Write out all the material exactly. Leave nothing out.

[Stored records]
↓

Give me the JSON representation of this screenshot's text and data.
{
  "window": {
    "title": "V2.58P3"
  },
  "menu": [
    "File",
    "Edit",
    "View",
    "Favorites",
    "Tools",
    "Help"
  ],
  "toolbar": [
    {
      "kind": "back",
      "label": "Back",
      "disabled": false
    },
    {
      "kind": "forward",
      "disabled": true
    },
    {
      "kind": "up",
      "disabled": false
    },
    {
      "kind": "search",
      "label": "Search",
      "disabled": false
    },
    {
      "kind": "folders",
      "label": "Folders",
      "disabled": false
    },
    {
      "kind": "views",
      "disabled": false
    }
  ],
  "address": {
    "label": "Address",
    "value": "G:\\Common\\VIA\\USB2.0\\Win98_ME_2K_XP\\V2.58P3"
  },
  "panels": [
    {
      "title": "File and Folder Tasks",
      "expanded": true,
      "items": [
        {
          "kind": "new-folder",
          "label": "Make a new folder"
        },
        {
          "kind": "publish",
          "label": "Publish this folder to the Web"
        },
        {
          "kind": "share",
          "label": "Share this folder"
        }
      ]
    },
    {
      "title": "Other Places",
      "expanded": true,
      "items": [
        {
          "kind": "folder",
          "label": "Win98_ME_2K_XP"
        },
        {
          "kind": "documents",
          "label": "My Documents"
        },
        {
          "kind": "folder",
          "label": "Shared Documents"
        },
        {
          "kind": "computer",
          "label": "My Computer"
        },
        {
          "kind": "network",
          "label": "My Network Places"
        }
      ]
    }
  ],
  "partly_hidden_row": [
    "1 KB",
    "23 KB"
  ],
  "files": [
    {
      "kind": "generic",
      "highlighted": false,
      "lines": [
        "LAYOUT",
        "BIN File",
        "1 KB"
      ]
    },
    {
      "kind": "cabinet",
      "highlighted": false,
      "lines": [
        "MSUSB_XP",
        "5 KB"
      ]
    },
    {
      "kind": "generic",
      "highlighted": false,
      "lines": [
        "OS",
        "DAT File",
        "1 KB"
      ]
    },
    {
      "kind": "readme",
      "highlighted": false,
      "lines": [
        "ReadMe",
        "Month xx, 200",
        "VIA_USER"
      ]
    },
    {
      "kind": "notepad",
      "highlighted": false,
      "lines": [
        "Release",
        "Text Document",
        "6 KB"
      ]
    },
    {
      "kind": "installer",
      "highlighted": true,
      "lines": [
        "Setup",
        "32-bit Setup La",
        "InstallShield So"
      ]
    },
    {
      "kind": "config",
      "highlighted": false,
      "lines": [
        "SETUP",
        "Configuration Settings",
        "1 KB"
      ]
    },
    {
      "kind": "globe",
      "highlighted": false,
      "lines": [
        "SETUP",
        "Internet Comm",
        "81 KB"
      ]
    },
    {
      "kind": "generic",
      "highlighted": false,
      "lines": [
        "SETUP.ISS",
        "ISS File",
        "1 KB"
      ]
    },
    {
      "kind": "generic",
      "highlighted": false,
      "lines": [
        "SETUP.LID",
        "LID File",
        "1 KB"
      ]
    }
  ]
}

↑

[SOLUTION TO THIS EXERCISE]
Give me the JSON representation of this screenshot's text and data.
{
  "window": {
    "title": "V2.58P3"
  },
  "menu": [
    "File",
    "Edit",
    "View",
    "Favorites",
    "Tools",
    "Help"
  ],
  "toolbar": [
    {
      "kind": "back",
      "label": "Back",
      "disabled": false
    },
    {
      "kind": "forward",
      "disabled": true
    },
    {
      "kind": "up",
      "disabled": false
    },
    {
      "kind": "search",
      "label": "Search",
      "disabled": false
    },
    {
      "kind": "folders",
      "label": "Folders",
      "disabled": false
    },
    {
      "kind": "views",
      "disabled": false
    }
  ],
  "address": {
    "label": "Address",
    "value": "G:\\Common\\VIA\\USB2.0\\Win98_ME_2K_XP\\V2.58P3"
  },
  "panels": [
    {
      "title": "File and Folder Tasks",
      "expanded": true,
      "items": [
        {
          "kind": "new-folder",
          "label": "Make a new folder"
        },
        {
          "kind": "publish",
          "label": "Publish this folder to the Web"
        },
        {
          "kind": "share",
          "label": "Share this folder"
        }
      ]
    },
    {
      "title": "Other Places",
      "expanded": true,
      "items": [
        {
          "kind": "folder",
          "label": "Win98_ME_2K_XP"
        },
        {
          "kind": "documents",
          "label": "My Documents"
        },
        {
          "kind": "folder",
          "label": "Shared Documents"
        },
        {
          "kind": "computer",
          "label": "My Computer"
        },
        {
          "kind": "network",
          "label": "My Network Places"
        }
      ]
    }
  ],
  "partly_hidden_row": [
    "1 KB",
    "23 KB"
  ],
  "files": [
    {
      "kind": "generic",
      "highlighted": false,
      "lines": [
        "LAYOUT",
        "BIN File",
        "1 KB"
      ]
    },
    {
      "kind": "cabinet",
      "highlighted": false,
      "lines": [
        "MSUSB_XP",
        "5 KB"
      ]
    },
    {
      "kind": "generic",
      "highlighted": false,
      "lines": [
        "OS",
        "DAT File",
        "1 KB"
      ]
    },
    {
      "kind": "readme",
      "highlighted": false,
      "lines": [
        "ReadMe",
        "Month xx, 200",
        "VIA_USER"
      ]
    },
    {
      "kind": "notepad",
      "highlighted": false,
      "lines": [
        "Release",
        "Text Document",
        "6 KB"
      ]
    },
    {
      "kind": "installer",
      "highlighted": true,
      "lines": [
        "Setup",
        "32-bit Setup La",
        "InstallShield So"
      ]
    },
    {
      "kind": "config",
      "highlighted": false,
      "lines": [
        "SETUP",
        "Configuration Settings",
        "1 KB"
      ]
    },
    {
      "kind": "globe",
      "highlighted": false,
      "lines": [
        "SETUP",
        "Internet Comm",
        "81 KB"
      ]
    },
    {
      "kind": "generic",
      "highlighted": false,
      "lines": [
        "SETUP.ISS",
        "ISS File",
        "1 KB"
      ]
    },
    {
      "kind": "generic",
      "highlighted": false,
      "lines": [
        "SETUP.LID",
        "LID File",
        "1 KB"
      ]
    }
  ]
}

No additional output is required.